Exercise: Repeat all of the material exactly as given.

>> start Data for processing

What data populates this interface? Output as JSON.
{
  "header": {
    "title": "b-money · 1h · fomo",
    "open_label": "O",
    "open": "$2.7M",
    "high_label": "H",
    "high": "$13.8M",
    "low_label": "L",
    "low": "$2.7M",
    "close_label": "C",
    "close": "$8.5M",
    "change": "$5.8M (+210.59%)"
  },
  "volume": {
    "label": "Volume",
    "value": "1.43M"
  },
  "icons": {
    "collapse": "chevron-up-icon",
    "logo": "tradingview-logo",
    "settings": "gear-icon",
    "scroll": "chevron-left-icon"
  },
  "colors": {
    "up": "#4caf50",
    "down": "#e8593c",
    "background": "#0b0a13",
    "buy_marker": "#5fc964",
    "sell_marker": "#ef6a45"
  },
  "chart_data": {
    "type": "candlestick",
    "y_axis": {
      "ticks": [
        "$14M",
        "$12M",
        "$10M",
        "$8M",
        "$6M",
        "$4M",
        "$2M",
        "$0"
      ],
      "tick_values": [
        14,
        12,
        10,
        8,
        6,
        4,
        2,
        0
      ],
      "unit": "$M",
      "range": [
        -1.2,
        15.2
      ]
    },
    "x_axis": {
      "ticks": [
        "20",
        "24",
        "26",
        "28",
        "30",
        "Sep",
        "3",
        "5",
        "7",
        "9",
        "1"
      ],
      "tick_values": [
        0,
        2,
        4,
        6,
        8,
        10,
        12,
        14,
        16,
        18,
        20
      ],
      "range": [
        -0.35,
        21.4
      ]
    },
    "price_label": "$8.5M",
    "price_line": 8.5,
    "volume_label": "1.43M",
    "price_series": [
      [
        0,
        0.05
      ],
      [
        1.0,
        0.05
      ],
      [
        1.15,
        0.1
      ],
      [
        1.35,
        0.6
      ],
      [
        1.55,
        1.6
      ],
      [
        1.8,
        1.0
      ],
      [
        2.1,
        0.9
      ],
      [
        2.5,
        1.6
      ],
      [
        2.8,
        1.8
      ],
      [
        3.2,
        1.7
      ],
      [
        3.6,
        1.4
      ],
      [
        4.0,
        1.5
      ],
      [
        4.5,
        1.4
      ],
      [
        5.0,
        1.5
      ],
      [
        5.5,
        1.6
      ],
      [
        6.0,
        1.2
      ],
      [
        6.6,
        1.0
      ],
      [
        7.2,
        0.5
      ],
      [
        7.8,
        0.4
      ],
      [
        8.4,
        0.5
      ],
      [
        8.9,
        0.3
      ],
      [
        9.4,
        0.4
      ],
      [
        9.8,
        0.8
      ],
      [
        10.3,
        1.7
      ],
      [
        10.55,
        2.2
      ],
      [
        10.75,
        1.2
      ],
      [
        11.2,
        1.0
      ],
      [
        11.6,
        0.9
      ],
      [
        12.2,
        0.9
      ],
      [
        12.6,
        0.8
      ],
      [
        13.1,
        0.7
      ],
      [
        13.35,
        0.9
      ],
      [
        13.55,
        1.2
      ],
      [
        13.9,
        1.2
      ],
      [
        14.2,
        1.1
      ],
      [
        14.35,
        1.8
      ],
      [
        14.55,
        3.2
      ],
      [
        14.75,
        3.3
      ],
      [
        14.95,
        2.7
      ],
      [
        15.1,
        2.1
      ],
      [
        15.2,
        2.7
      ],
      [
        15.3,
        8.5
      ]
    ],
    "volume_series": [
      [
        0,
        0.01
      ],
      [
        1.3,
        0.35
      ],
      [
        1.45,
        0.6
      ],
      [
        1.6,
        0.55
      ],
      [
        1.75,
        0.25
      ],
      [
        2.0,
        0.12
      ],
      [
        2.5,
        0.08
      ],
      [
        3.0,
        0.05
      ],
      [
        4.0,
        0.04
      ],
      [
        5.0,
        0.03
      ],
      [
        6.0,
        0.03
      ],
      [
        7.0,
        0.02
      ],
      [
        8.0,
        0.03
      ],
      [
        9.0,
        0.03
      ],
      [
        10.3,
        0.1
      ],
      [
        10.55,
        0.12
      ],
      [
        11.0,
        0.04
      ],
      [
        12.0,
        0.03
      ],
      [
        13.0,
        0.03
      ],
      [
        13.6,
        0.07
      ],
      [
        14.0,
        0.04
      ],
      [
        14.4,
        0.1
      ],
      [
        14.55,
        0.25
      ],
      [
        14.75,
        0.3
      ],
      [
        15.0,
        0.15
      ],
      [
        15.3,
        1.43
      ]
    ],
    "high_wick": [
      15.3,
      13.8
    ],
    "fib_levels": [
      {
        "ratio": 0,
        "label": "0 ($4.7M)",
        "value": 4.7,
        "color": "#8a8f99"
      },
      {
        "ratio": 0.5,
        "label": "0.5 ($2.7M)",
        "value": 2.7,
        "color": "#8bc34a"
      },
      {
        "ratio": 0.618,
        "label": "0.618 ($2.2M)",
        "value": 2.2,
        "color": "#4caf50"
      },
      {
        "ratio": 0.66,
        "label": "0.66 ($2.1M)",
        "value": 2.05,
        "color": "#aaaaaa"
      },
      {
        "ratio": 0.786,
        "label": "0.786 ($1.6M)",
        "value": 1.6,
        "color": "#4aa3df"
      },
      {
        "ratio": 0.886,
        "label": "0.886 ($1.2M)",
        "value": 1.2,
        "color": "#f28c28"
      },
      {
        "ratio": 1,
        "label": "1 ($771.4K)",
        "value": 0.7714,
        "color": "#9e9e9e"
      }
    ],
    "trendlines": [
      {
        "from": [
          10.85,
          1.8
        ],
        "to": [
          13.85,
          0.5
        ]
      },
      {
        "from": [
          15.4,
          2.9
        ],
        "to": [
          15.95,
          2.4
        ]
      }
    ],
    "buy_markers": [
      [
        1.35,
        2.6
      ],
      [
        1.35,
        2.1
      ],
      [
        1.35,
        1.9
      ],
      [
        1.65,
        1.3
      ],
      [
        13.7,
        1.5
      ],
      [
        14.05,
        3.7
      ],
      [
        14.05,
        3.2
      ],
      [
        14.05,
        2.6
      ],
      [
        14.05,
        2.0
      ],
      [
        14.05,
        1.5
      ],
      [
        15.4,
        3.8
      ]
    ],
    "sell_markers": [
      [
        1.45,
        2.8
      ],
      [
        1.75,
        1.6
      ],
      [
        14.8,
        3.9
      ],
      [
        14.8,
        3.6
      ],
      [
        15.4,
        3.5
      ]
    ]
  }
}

>> end Data for processing

The output:
What data populates this interface? Output as JSON.
{
  "header": {
    "title": "b-money · 1h · fomo",
    "open_label": "O",
    "open": "$2.7M",
    "high_label": "H",
    "high": "$13.8M",
    "low_label": "L",
    "low": "$2.7M",
    "close_label": "C",
    "close": "$8.5M",
    "change": "$5.8M (+210.59%)"
  },
  "volume": {
    "label": "Volume",
    "value": "1.43M"
  },
  "icons": {
    "collapse": "chevron-up-icon",
    "logo": "tradingview-logo",
    "settings": "gear-icon",
    "scroll": "chevron-left-icon"
  },
  "colors": {
    "up": "#4caf50",
    "down": "#e8593c",
    "background": "#0b0a13",
    "buy_marker": "#5fc964",
    "sell_marker": "#ef6a45"
  },
  "chart_data": {
    "type": "candlestick",
    "y_axis": {
      "ticks": [
        "$14M",
        "$12M",
        "$10M",
        "$8M",
        "$6M",
        "$4M",
        "$2M",
        "$0"
      ],
      "tick_values": [
        14,
        12,
        10,
        8,
        6,
        4,
        2,
        0
      ],
      "unit": "$M",
      "range": [
        -1.2,
        15.2
      ]
    },
    "x_axis": {
      "ticks": [
        "20",
        "24",
        "26",
        "28",
        "30",
        "Sep",
        "3",
        "5",
        "7",
        "9",
        "1"
      ],
      "tick_values": [
        0,
        2,
        4,
        6,
        8,
        10,
        12,
        14,
        16,
        18,
        20
      ],
      "range": [
        -0.35,
        21.4
      ]
    },
    "price_label": "$8.5M",
    "price_line": 8.5,
    "volume_label": "1.43M",
    "price_series": [
      [
        0,
        0.05
      ],
      [
        1.0,
        0.05
      ],
      [
        1.15,
        0.1
      ],
      [
        1.35,
        0.6
      ],
      [
        1.55,
        1.6
      ],
      [
        1.8,
        1.0
      ],
      [
        2.1,
        0.9
      ],
      [
        2.5,
        1.6
      ],
      [
        2.8,
        1.8
      ],
      [
        3.2,
        1.7
      ],
      [
        3.6,
        1.4
      ],
      [
        4.0,
        1.5
      ],
      [
        4.5,
        1.4
      ],
      [
        5.0,
        1.5
      ],
      [
        5.5,
        1.6
      ],
      [
        6.0,
        1.2
      ],
      [
        6.6,
        1.0
      ],
      [
        7.2,
        0.5
      ],
      [
        7.8,
        0.4
      ],
      [
        8.4,
        0.5
      ],
      [
        8.9,
        0.3
      ],
      [
        9.4,
        0.4
      ],
      [
        9.8,
        0.8
      ],
      [
        10.3,
        1.7
      ],
      [
        10.55,
        2.2
      ],
      [
        10.75,
        1.2
      ],
      [
        11.2,
        1.0
      ],
      [
        11.6,
        0.9
      ],
      [
        12.2,
        0.9
      ],
      [
        12.6,
        0.8
      ],
      [
        13.1,
        0.7
      ],
      [
        13.35,
        0.9
      ],
      [
        13.55,
        1.2
      ],
      [
        13.9,
        1.2
      ],
      [
        14.2,
        1.1
      ],
      [
        14.35,
        1.8
      ],
      [
        14.55,
        3.2
      ],
      [
        14.75,
        3.3
      ],
      [
        14.95,
        2.7
      ],
      [
        15.1,
        2.1
      ],
      [
        15.2,
        2.7
      ],
      [
        15.3,
        8.5
      ]
    ],
    "volume_series": [
      [
        0,
        0.01
      ],
      [
        1.3,
        0.35
      ],
      [
        1.45,
        0.6
      ],
      [
        1.6,
        0.55
      ],
      [
        1.75,
        0.25
      ],
      [
        2.0,
        0.12
      ],
      [
        2.5,
        0.08
      ],
      [
        3.0,
        0.05
      ],
      [
        4.0,
        0.04
      ],
      [
        5.0,
        0.03
      ],
      [
        6.0,
        0.03
      ],
      [
        7.0,
        0.02
      ],
      [
        8.0,
        0.03
      ],
      [
        9.0,
        0.03
      ],
      [
        10.3,
        0.1
      ],
      [
        10.55,
        0.12
      ],
      [
        11.0,
        0.04
      ],
      [
        12.0,
        0.03
      ],
      [
        13.0,
        0.03
      ],
      [
        13.6,
        0.07
      ],
      [
        14.0,
        0.04
      ],
      [
        14.4,
        0.1
      ],
      [
        14.55,
        0.25
      ],
      [
        14.75,
        0.3
      ],
      [
        15.0,
        0.15
      ],
      [
        15.3,
        1.43
      ]
    ],
    "high_wick": [
      15.3,
      13.8
    ],
    "fib_levels": [
      {
        "ratio": 0,
        "label": "0 ($4.7M)",
        "value": 4.7,
        "color": "#8a8f99"
      },
      {
        "ratio": 0.5,
        "label": "0.5 ($2.7M)",
        "value": 2.7,
        "color": "#8bc34a"
      },
      {
        "ratio": 0.618,
        "label": "0.618 ($2.2M)",
        "value": 2.2,
        "color": "#4caf50"
      },
      {
        "ratio": 0.66,
        "label": "0.66 ($2.1M)",
        "value": 2.05,
        "color": "#aaaaaa"
      },
      {
        "ratio": 0.786,
        "label": "0.786 ($1.6M)",
        "value": 1.6,
        "color": "#4aa3df"
      },
      {
        "ratio": 0.886,
        "label": "0.886 ($1.2M)",
        "value": 1.2,
        "color": "#f28c28"
      },
      {
        "ratio": 1,
        "label": "1 ($771.4K)",
        "value": 0.7714,
        "color": "#9e9e9e"
      }
    ],
    "trendlines": [
      {
        "from": [
          10.85,
          1.8
        ],
        "to": [
          13.85,
          0.5
        ]
      },
      {
        "from": [
          15.4,
          2.9
        ],
        "to": [
          15.95,
          2.4
        ]
      }
    ],
    "buy_markers": [
      [
        1.35,
        2.6
      ],
      [
        1.35,
        2.1
      ],
      [
        1.35,
        1.9
      ],
      [
        1.65,
        1.3
      ],
      [
        13.7,
        1.5
      ],
      [
        14.05,
        3.7
      ],
      [
        14.05,
        3.2
      ],
      [
        14.05,
        2.6
      ],
      [
        14.05,
        2.0
      ],
      [
        14.05,
        1.5
      ],
      [
        15.4,
        3.8
      ]
    ],
    "sell_markers": [
      [
        1.45,
        2.8
      ],
      [
        1.75,
        1.6
      ],
      [
        14.8,
        3.9
      ],
      [
        14.8,
        3.6
      ],
      [
        15.4,
        3.5
      ]
    ]
  }
}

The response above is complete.